[WHAT YOU HAVE TO DO]:
Find each line holding "text" and copy it out.

[DATASET EXCERPTS]:
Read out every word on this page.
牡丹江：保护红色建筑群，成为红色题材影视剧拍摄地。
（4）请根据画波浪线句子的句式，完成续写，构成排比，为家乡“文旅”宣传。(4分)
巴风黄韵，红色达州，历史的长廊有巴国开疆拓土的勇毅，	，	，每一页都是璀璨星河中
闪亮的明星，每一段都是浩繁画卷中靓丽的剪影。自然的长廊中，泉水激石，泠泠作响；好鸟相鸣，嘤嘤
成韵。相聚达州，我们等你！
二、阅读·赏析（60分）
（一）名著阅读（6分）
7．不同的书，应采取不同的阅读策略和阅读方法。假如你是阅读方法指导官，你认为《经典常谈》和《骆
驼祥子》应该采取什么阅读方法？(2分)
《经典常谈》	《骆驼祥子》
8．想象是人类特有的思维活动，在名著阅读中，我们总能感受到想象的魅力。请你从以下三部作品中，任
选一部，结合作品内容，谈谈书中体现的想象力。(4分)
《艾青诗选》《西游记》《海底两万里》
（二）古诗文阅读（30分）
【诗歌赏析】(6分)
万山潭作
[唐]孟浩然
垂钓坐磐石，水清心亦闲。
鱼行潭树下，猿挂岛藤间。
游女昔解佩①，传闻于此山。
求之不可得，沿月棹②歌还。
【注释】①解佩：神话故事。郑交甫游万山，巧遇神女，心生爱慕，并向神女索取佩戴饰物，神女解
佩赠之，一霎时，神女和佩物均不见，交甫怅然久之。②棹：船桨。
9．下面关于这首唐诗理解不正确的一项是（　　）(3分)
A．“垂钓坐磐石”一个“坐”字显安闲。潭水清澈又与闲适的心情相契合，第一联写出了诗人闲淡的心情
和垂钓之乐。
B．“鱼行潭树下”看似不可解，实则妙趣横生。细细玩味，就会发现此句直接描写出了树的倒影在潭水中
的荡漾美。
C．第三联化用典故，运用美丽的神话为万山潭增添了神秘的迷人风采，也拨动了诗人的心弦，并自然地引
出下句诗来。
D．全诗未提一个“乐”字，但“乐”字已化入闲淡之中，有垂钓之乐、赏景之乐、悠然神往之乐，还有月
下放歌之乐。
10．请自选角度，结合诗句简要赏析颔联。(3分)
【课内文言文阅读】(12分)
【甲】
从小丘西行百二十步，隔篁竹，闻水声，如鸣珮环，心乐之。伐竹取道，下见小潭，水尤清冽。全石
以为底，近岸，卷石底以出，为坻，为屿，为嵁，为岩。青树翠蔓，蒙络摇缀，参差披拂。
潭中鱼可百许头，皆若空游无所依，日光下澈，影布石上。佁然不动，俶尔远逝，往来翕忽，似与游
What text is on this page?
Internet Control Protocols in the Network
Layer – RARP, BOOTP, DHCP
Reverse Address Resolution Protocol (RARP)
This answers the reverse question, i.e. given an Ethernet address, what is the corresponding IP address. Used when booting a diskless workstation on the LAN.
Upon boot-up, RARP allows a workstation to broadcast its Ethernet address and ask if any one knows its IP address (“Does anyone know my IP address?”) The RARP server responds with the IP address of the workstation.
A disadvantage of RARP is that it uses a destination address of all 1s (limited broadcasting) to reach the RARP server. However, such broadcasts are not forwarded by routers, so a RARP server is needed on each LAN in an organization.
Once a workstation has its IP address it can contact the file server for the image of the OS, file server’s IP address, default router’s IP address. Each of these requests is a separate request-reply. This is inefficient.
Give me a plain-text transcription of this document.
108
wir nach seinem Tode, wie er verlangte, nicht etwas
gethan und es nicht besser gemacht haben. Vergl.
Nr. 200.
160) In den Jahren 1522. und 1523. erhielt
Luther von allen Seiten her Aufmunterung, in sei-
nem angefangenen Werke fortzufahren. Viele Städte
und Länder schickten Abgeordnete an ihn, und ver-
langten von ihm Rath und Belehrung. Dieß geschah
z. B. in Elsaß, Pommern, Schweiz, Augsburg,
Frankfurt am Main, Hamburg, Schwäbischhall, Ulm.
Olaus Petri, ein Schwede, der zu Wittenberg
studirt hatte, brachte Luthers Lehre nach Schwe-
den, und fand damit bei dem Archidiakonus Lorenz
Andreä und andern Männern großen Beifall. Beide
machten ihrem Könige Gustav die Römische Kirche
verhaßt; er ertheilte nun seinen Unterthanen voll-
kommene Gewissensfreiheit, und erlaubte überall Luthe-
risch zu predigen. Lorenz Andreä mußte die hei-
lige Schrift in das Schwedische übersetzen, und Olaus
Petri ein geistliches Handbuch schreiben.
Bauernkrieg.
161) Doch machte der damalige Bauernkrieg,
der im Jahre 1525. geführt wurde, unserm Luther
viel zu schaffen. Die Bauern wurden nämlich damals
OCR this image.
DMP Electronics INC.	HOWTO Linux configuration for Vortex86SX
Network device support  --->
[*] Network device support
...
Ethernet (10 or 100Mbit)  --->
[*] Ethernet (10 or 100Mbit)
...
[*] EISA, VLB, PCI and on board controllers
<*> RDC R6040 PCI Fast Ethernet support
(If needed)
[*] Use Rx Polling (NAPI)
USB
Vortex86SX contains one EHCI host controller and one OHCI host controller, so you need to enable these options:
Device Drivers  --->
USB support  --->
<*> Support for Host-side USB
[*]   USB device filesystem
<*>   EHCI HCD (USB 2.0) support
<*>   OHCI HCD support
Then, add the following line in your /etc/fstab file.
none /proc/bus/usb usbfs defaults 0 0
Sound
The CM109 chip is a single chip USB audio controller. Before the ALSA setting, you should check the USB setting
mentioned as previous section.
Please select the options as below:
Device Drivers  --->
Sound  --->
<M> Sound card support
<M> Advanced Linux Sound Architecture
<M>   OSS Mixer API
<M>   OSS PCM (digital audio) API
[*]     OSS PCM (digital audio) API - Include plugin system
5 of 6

[EXPECTED ANSWER]:
What text is on this page?
Give me a plain-text transcription of this document.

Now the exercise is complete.